### Supplied material
* BEGIN *
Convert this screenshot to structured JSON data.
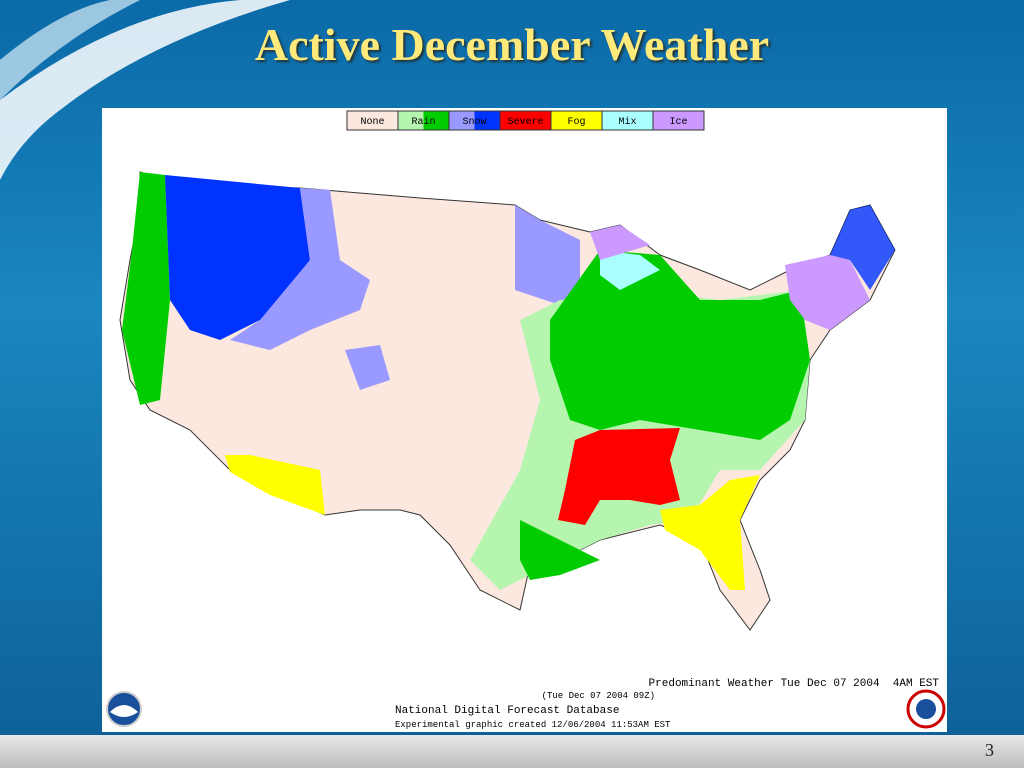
{
  "title": "Active December Weather",
  "legend": [
    {
      "label": "None",
      "colors": [
        "#fde8e0"
      ]
    },
    {
      "label": "Rain",
      "colors": [
        "#b6f5b0",
        "#00cc00"
      ]
    },
    {
      "label": "Snow",
      "colors": [
        "#9999ff",
        "#0033ff"
      ]
    },
    {
      "label": "Severe",
      "colors": [
        "#ff0000"
      ]
    },
    {
      "label": "Fog",
      "colors": [
        "#ffff00"
      ]
    },
    {
      "label": "Mix",
      "colors": [
        "#aaffff"
      ]
    },
    {
      "label": "Ice",
      "colors": [
        "#cc99ff"
      ]
    }
  ],
  "footer": {
    "product": "Predominant Weather Tue Dec 07 2004  4AM EST",
    "valid": "(Tue Dec 07 2004 09Z)",
    "source": "National Digital Forecast Database",
    "created": "Experimental graphic created 12/06/2004 11:53AM EST"
  },
  "page_number": 3
}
* END *
### What you have to do
Quote every entry exactly, with the pictures omitted.

### Result of this exercise
Convert this screenshot to structured JSON data.
{
  "title": "Active December Weather",
  "legend": [
    {
      "label": "None",
      "colors": [
        "#fde8e0"
      ]
    },
    {
      "label": "Rain",
      "colors": [
        "#b6f5b0",
        "#00cc00"
      ]
    },
    {
      "label": "Snow",
      "colors": [
        "#9999ff",
        "#0033ff"
      ]
    },
    {
      "label": "Severe",
      "colors": [
        "#ff0000"
      ]
    },
    {
      "label": "Fog",
      "colors": [
        "#ffff00"
      ]
    },
    {
      "label": "Mix",
      "colors": [
        "#aaffff"
      ]
    },
    {
      "label": "Ice",
      "colors": [
        "#cc99ff"
      ]
    }
  ],
  "footer": {
    "product": "Predominant Weather Tue Dec 07 2004  4AM EST",
    "valid": "(Tue Dec 07 2004 09Z)",
    "source": "National Digital Forecast Database",
    "created": "Experimental graphic created 12/06/2004 11:53AM EST"
  },
  "page_number": 3
}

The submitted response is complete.